## BEGIN Input rows

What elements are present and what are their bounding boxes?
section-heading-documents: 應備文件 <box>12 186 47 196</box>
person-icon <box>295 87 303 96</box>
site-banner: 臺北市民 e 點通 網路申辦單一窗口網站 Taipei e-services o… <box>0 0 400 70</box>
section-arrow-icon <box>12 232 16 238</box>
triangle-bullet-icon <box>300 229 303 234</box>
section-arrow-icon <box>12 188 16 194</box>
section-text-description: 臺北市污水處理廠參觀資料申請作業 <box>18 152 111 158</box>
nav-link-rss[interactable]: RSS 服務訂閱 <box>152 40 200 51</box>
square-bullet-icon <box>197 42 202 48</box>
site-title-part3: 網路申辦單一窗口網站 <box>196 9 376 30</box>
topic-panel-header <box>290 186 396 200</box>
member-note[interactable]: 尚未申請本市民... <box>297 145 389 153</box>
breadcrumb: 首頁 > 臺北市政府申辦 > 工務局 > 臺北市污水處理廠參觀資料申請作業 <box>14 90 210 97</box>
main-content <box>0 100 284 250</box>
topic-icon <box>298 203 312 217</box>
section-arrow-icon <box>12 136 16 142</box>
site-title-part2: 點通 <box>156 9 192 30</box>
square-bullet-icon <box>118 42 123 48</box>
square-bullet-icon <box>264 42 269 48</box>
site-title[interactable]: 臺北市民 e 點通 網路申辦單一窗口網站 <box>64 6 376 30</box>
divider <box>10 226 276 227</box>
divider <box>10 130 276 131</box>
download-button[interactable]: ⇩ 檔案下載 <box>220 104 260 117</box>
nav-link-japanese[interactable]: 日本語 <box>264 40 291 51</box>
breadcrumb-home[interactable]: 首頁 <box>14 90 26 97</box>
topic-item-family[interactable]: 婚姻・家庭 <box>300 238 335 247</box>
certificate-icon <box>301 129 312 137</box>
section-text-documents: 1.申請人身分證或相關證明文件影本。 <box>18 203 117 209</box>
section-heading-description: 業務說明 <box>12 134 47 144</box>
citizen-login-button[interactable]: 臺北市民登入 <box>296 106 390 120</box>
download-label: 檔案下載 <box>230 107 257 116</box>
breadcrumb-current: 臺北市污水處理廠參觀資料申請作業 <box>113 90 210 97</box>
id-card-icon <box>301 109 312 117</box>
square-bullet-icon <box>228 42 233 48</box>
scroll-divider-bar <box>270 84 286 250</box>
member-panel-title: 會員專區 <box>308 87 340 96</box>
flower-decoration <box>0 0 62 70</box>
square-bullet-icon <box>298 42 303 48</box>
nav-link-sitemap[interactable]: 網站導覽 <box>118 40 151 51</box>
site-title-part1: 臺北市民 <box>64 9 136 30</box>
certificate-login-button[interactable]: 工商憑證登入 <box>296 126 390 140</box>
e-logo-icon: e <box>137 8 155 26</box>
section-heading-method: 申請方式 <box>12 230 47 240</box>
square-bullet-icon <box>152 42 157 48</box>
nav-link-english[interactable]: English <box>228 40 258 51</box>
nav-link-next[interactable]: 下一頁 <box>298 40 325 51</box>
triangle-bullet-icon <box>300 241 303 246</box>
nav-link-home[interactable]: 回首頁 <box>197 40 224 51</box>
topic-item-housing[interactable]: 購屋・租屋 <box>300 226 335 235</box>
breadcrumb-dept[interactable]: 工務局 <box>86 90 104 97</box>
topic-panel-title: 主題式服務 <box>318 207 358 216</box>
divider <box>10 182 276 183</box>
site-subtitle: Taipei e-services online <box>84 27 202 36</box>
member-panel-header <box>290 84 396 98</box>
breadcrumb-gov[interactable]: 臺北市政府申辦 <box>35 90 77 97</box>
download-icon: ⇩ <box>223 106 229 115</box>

## END Input rows

* [Task directions]: Reproduce, character for character, the lines of the material from its very first line through the line containing "certificate-login-button[interactable]: 工商憑證登入 <box>296", including both of those lines.

* [Complete response]:
What elements are present and what are their bounding boxes?
section-heading-documents: 應備文件 <box>12 186 47 196</box>
person-icon <box>295 87 303 96</box>
site-banner: 臺北市民 e 點通 網路申辦單一窗口網站 Taipei e-services o… <box>0 0 400 70</box>
section-arrow-icon <box>12 232 16 238</box>
triangle-bullet-icon <box>300 229 303 234</box>
section-arrow-icon <box>12 188 16 194</box>
section-text-description: 臺北市污水處理廠參觀資料申請作業 <box>18 152 111 158</box>
nav-link-rss[interactable]: RSS 服務訂閱 <box>152 40 200 51</box>
square-bullet-icon <box>197 42 202 48</box>
site-title-part3: 網路申辦單一窗口網站 <box>196 9 376 30</box>
topic-panel-header <box>290 186 396 200</box>
member-note[interactable]: 尚未申請本市民... <box>297 145 389 153</box>
breadcrumb: 首頁 > 臺北市政府申辦 > 工務局 > 臺北市污水處理廠參觀資料申請作業 <box>14 90 210 97</box>
main-content <box>0 100 284 250</box>
topic-icon <box>298 203 312 217</box>
section-arrow-icon <box>12 136 16 142</box>
site-title-part2: 點通 <box>156 9 192 30</box>
square-bullet-icon <box>118 42 123 48</box>
square-bullet-icon <box>264 42 269 48</box>
site-title[interactable]: 臺北市民 e 點通 網路申辦單一窗口網站 <box>64 6 376 30</box>
divider <box>10 226 276 227</box>
divider <box>10 130 276 131</box>
download-button[interactable]: ⇩ 檔案下載 <box>220 104 260 117</box>
nav-link-japanese[interactable]: 日本語 <box>264 40 291 51</box>
breadcrumb-home[interactable]: 首頁 <box>14 90 26 97</box>
topic-item-family[interactable]: 婚姻・家庭 <box>300 238 335 247</box>
certificate-icon <box>301 129 312 137</box>
section-text-documents: 1.申請人身分證或相關證明文件影本。 <box>18 203 117 209</box>
section-heading-description: 業務說明 <box>12 134 47 144</box>
citizen-login-button[interactable]: 臺北市民登入 <box>296 106 390 120</box>
download-label: 檔案下載 <box>230 107 257 116</box>
breadcrumb-current: 臺北市污水處理廠參觀資料申請作業 <box>113 90 210 97</box>
id-card-icon <box>301 109 312 117</box>
square-bullet-icon <box>228 42 233 48</box>
scroll-divider-bar <box>270 84 286 250</box>
member-panel-title: 會員專區 <box>308 87 340 96</box>
flower-decoration <box>0 0 62 70</box>
square-bullet-icon <box>298 42 303 48</box>
nav-link-sitemap[interactable]: 網站導覽 <box>118 40 151 51</box>
site-title-part1: 臺北市民 <box>64 9 136 30</box>
certificate-login-button[interactable]: 工商憑證登入 <box>296 126 390 140</box>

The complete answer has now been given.